### WHAT YOU SHOULD DO
Quote the listing in full, exactly as given, minus any pictures.

(Data entries)
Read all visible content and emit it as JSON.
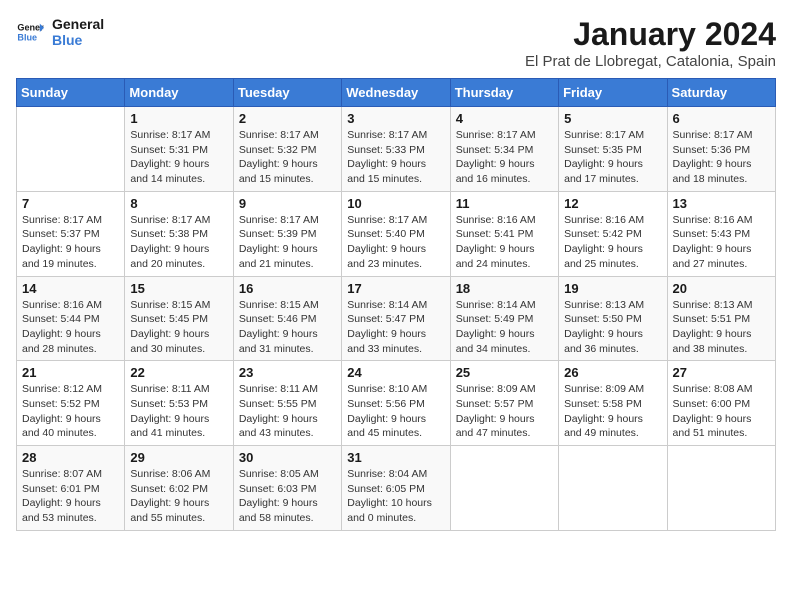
{
  "logo": {
    "text_general": "General",
    "text_blue": "Blue"
  },
  "title": "January 2024",
  "subtitle": "El Prat de Llobregat, Catalonia, Spain",
  "weekdays": [
    "Sunday",
    "Monday",
    "Tuesday",
    "Wednesday",
    "Thursday",
    "Friday",
    "Saturday"
  ],
  "weeks": [
    [
      {
        "day": "",
        "sunrise": "",
        "sunset": "",
        "daylight": ""
      },
      {
        "day": "1",
        "sunrise": "Sunrise: 8:17 AM",
        "sunset": "Sunset: 5:31 PM",
        "daylight": "Daylight: 9 hours and 14 minutes."
      },
      {
        "day": "2",
        "sunrise": "Sunrise: 8:17 AM",
        "sunset": "Sunset: 5:32 PM",
        "daylight": "Daylight: 9 hours and 15 minutes."
      },
      {
        "day": "3",
        "sunrise": "Sunrise: 8:17 AM",
        "sunset": "Sunset: 5:33 PM",
        "daylight": "Daylight: 9 hours and 15 minutes."
      },
      {
        "day": "4",
        "sunrise": "Sunrise: 8:17 AM",
        "sunset": "Sunset: 5:34 PM",
        "daylight": "Daylight: 9 hours and 16 minutes."
      },
      {
        "day": "5",
        "sunrise": "Sunrise: 8:17 AM",
        "sunset": "Sunset: 5:35 PM",
        "daylight": "Daylight: 9 hours and 17 minutes."
      },
      {
        "day": "6",
        "sunrise": "Sunrise: 8:17 AM",
        "sunset": "Sunset: 5:36 PM",
        "daylight": "Daylight: 9 hours and 18 minutes."
      }
    ],
    [
      {
        "day": "7",
        "sunrise": "Sunrise: 8:17 AM",
        "sunset": "Sunset: 5:37 PM",
        "daylight": "Daylight: 9 hours and 19 minutes."
      },
      {
        "day": "8",
        "sunrise": "Sunrise: 8:17 AM",
        "sunset": "Sunset: 5:38 PM",
        "daylight": "Daylight: 9 hours and 20 minutes."
      },
      {
        "day": "9",
        "sunrise": "Sunrise: 8:17 AM",
        "sunset": "Sunset: 5:39 PM",
        "daylight": "Daylight: 9 hours and 21 minutes."
      },
      {
        "day": "10",
        "sunrise": "Sunrise: 8:17 AM",
        "sunset": "Sunset: 5:40 PM",
        "daylight": "Daylight: 9 hours and 23 minutes."
      },
      {
        "day": "11",
        "sunrise": "Sunrise: 8:16 AM",
        "sunset": "Sunset: 5:41 PM",
        "daylight": "Daylight: 9 hours and 24 minutes."
      },
      {
        "day": "12",
        "sunrise": "Sunrise: 8:16 AM",
        "sunset": "Sunset: 5:42 PM",
        "daylight": "Daylight: 9 hours and 25 minutes."
      },
      {
        "day": "13",
        "sunrise": "Sunrise: 8:16 AM",
        "sunset": "Sunset: 5:43 PM",
        "daylight": "Daylight: 9 hours and 27 minutes."
      }
    ],
    [
      {
        "day": "14",
        "sunrise": "Sunrise: 8:16 AM",
        "sunset": "Sunset: 5:44 PM",
        "daylight": "Daylight: 9 hours and 28 minutes."
      },
      {
        "day": "15",
        "sunrise": "Sunrise: 8:15 AM",
        "sunset": "Sunset: 5:45 PM",
        "daylight": "Daylight: 9 hours and 30 minutes."
      },
      {
        "day": "16",
        "sunrise": "Sunrise: 8:15 AM",
        "sunset": "Sunset: 5:46 PM",
        "daylight": "Daylight: 9 hours and 31 minutes."
      },
      {
        "day": "17",
        "sunrise": "Sunrise: 8:14 AM",
        "sunset": "Sunset: 5:47 PM",
        "daylight": "Daylight: 9 hours and 33 minutes."
      },
      {
        "day": "18",
        "sunrise": "Sunrise: 8:14 AM",
        "sunset": "Sunset: 5:49 PM",
        "daylight": "Daylight: 9 hours and 34 minutes."
      },
      {
        "day": "19",
        "sunrise": "Sunrise: 8:13 AM",
        "sunset": "Sunset: 5:50 PM",
        "daylight": "Daylight: 9 hours and 36 minutes."
      },
      {
        "day": "20",
        "sunrise": "Sunrise: 8:13 AM",
        "sunset": "Sunset: 5:51 PM",
        "daylight": "Daylight: 9 hours and 38 minutes."
      }
    ],
    [
      {
        "day": "21",
        "sunrise": "Sunrise: 8:12 AM",
        "sunset": "Sunset: 5:52 PM",
        "daylight": "Daylight: 9 hours and 40 minutes."
      },
      {
        "day": "22",
        "sunrise": "Sunrise: 8:11 AM",
        "sunset": "Sunset: 5:53 PM",
        "daylight": "Daylight: 9 hours and 41 minutes."
      },
      {
        "day": "23",
        "sunrise": "Sunrise: 8:11 AM",
        "sunset": "Sunset: 5:55 PM",
        "daylight": "Daylight: 9 hours and 43 minutes."
      },
      {
        "day": "24",
        "sunrise": "Sunrise: 8:10 AM",
        "sunset": "Sunset: 5:56 PM",
        "daylight": "Daylight: 9 hours and 45 minutes."
      },
      {
        "day": "25",
        "sunrise": "Sunrise: 8:09 AM",
        "sunset": "Sunset: 5:57 PM",
        "daylight": "Daylight: 9 hours and 47 minutes."
      },
      {
        "day": "26",
        "sunrise": "Sunrise: 8:09 AM",
        "sunset": "Sunset: 5:58 PM",
        "daylight": "Daylight: 9 hours and 49 minutes."
      },
      {
        "day": "27",
        "sunrise": "Sunrise: 8:08 AM",
        "sunset": "Sunset: 6:00 PM",
        "daylight": "Daylight: 9 hours and 51 minutes."
      }
    ],
    [
      {
        "day": "28",
        "sunrise": "Sunrise: 8:07 AM",
        "sunset": "Sunset: 6:01 PM",
        "daylight": "Daylight: 9 hours and 53 minutes."
      },
      {
        "day": "29",
        "sunrise": "Sunrise: 8:06 AM",
        "sunset": "Sunset: 6:02 PM",
        "daylight": "Daylight: 9 hours and 55 minutes."
      },
      {
        "day": "30",
        "sunrise": "Sunrise: 8:05 AM",
        "sunset": "Sunset: 6:03 PM",
        "daylight": "Daylight: 9 hours and 58 minutes."
      },
      {
        "day": "31",
        "sunrise": "Sunrise: 8:04 AM",
        "sunset": "Sunset: 6:05 PM",
        "daylight": "Daylight: 10 hours and 0 minutes."
      },
      {
        "day": "",
        "sunrise": "",
        "sunset": "",
        "daylight": ""
      },
      {
        "day": "",
        "sunrise": "",
        "sunset": "",
        "daylight": ""
      },
      {
        "day": "",
        "sunrise": "",
        "sunset": "",
        "daylight": ""
      }
    ]
  ]
}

### SOLUTION FOR THIS EXERCISE
Read all visible content and emit it as JSON.
{
  "logo": {
    "text_general": "General",
    "text_blue": "Blue"
  },
  "title": "January 2024",
  "subtitle": "El Prat de Llobregat, Catalonia, Spain",
  "weekdays": [
    "Sunday",
    "Monday",
    "Tuesday",
    "Wednesday",
    "Thursday",
    "Friday",
    "Saturday"
  ],
  "weeks": [
    [
      {
        "day": "",
        "sunrise": "",
        "sunset": "",
        "daylight": ""
      },
      {
        "day": "1",
        "sunrise": "Sunrise: 8:17 AM",
        "sunset": "Sunset: 5:31 PM",
        "daylight": "Daylight: 9 hours and 14 minutes."
      },
      {
        "day": "2",
        "sunrise": "Sunrise: 8:17 AM",
        "sunset": "Sunset: 5:32 PM",
        "daylight": "Daylight: 9 hours and 15 minutes."
      },
      {
        "day": "3",
        "sunrise": "Sunrise: 8:17 AM",
        "sunset": "Sunset: 5:33 PM",
        "daylight": "Daylight: 9 hours and 15 minutes."
      },
      {
        "day": "4",
        "sunrise": "Sunrise: 8:17 AM",
        "sunset": "Sunset: 5:34 PM",
        "daylight": "Daylight: 9 hours and 16 minutes."
      },
      {
        "day": "5",
        "sunrise": "Sunrise: 8:17 AM",
        "sunset": "Sunset: 5:35 PM",
        "daylight": "Daylight: 9 hours and 17 minutes."
      },
      {
        "day": "6",
        "sunrise": "Sunrise: 8:17 AM",
        "sunset": "Sunset: 5:36 PM",
        "daylight": "Daylight: 9 hours and 18 minutes."
      }
    ],
    [
      {
        "day": "7",
        "sunrise": "Sunrise: 8:17 AM",
        "sunset": "Sunset: 5:37 PM",
        "daylight": "Daylight: 9 hours and 19 minutes."
      },
      {
        "day": "8",
        "sunrise": "Sunrise: 8:17 AM",
        "sunset": "Sunset: 5:38 PM",
        "daylight": "Daylight: 9 hours and 20 minutes."
      },
      {
        "day": "9",
        "sunrise": "Sunrise: 8:17 AM",
        "sunset": "Sunset: 5:39 PM",
        "daylight": "Daylight: 9 hours and 21 minutes."
      },
      {
        "day": "10",
        "sunrise": "Sunrise: 8:17 AM",
        "sunset": "Sunset: 5:40 PM",
        "daylight": "Daylight: 9 hours and 23 minutes."
      },
      {
        "day": "11",
        "sunrise": "Sunrise: 8:16 AM",
        "sunset": "Sunset: 5:41 PM",
        "daylight": "Daylight: 9 hours and 24 minutes."
      },
      {
        "day": "12",
        "sunrise": "Sunrise: 8:16 AM",
        "sunset": "Sunset: 5:42 PM",
        "daylight": "Daylight: 9 hours and 25 minutes."
      },
      {
        "day": "13",
        "sunrise": "Sunrise: 8:16 AM",
        "sunset": "Sunset: 5:43 PM",
        "daylight": "Daylight: 9 hours and 27 minutes."
      }
    ],
    [
      {
        "day": "14",
        "sunrise": "Sunrise: 8:16 AM",
        "sunset": "Sunset: 5:44 PM",
        "daylight": "Daylight: 9 hours and 28 minutes."
      },
      {
        "day": "15",
        "sunrise": "Sunrise: 8:15 AM",
        "sunset": "Sunset: 5:45 PM",
        "daylight": "Daylight: 9 hours and 30 minutes."
      },
      {
        "day": "16",
        "sunrise": "Sunrise: 8:15 AM",
        "sunset": "Sunset: 5:46 PM",
        "daylight": "Daylight: 9 hours and 31 minutes."
      },
      {
        "day": "17",
        "sunrise": "Sunrise: 8:14 AM",
        "sunset": "Sunset: 5:47 PM",
        "daylight": "Daylight: 9 hours and 33 minutes."
      },
      {
        "day": "18",
        "sunrise": "Sunrise: 8:14 AM",
        "sunset": "Sunset: 5:49 PM",
        "daylight": "Daylight: 9 hours and 34 minutes."
      },
      {
        "day": "19",
        "sunrise": "Sunrise: 8:13 AM",
        "sunset": "Sunset: 5:50 PM",
        "daylight": "Daylight: 9 hours and 36 minutes."
      },
      {
        "day": "20",
        "sunrise": "Sunrise: 8:13 AM",
        "sunset": "Sunset: 5:51 PM",
        "daylight": "Daylight: 9 hours and 38 minutes."
      }
    ],
    [
      {
        "day": "21",
        "sunrise": "Sunrise: 8:12 AM",
        "sunset": "Sunset: 5:52 PM",
        "daylight": "Daylight: 9 hours and 40 minutes."
      },
      {
        "day": "22",
        "sunrise": "Sunrise: 8:11 AM",
        "sunset": "Sunset: 5:53 PM",
        "daylight": "Daylight: 9 hours and 41 minutes."
      },
      {
        "day": "23",
        "sunrise": "Sunrise: 8:11 AM",
        "sunset": "Sunset: 5:55 PM",
        "daylight": "Daylight: 9 hours and 43 minutes."
      },
      {
        "day": "24",
        "sunrise": "Sunrise: 8:10 AM",
        "sunset": "Sunset: 5:56 PM",
        "daylight": "Daylight: 9 hours and 45 minutes."
      },
      {
        "day": "25",
        "sunrise": "Sunrise: 8:09 AM",
        "sunset": "Sunset: 5:57 PM",
        "daylight": "Daylight: 9 hours and 47 minutes."
      },
      {
        "day": "26",
        "sunrise": "Sunrise: 8:09 AM",
        "sunset": "Sunset: 5:58 PM",
        "daylight": "Daylight: 9 hours and 49 minutes."
      },
      {
        "day": "27",
        "sunrise": "Sunrise: 8:08 AM",
        "sunset": "Sunset: 6:00 PM",
        "daylight": "Daylight: 9 hours and 51 minutes."
      }
    ],
    [
      {
        "day": "28",
        "sunrise": "Sunrise: 8:07 AM",
        "sunset": "Sunset: 6:01 PM",
        "daylight": "Daylight: 9 hours and 53 minutes."
      },
      {
        "day": "29",
        "sunrise": "Sunrise: 8:06 AM",
        "sunset": "Sunset: 6:02 PM",
        "daylight": "Daylight: 9 hours and 55 minutes."
      },
      {
        "day": "30",
        "sunrise": "Sunrise: 8:05 AM",
        "sunset": "Sunset: 6:03 PM",
        "daylight": "Daylight: 9 hours and 58 minutes."
      },
      {
        "day": "31",
        "sunrise": "Sunrise: 8:04 AM",
        "sunset": "Sunset: 6:05 PM",
        "daylight": "Daylight: 10 hours and 0 minutes."
      },
      {
        "day": "",
        "sunrise": "",
        "sunset": "",
        "daylight": ""
      },
      {
        "day": "",
        "sunrise": "",
        "sunset": "",
        "daylight": ""
      },
      {
        "day": "",
        "sunrise": "",
        "sunset": "",
        "daylight": ""
      }
    ]
  ]
}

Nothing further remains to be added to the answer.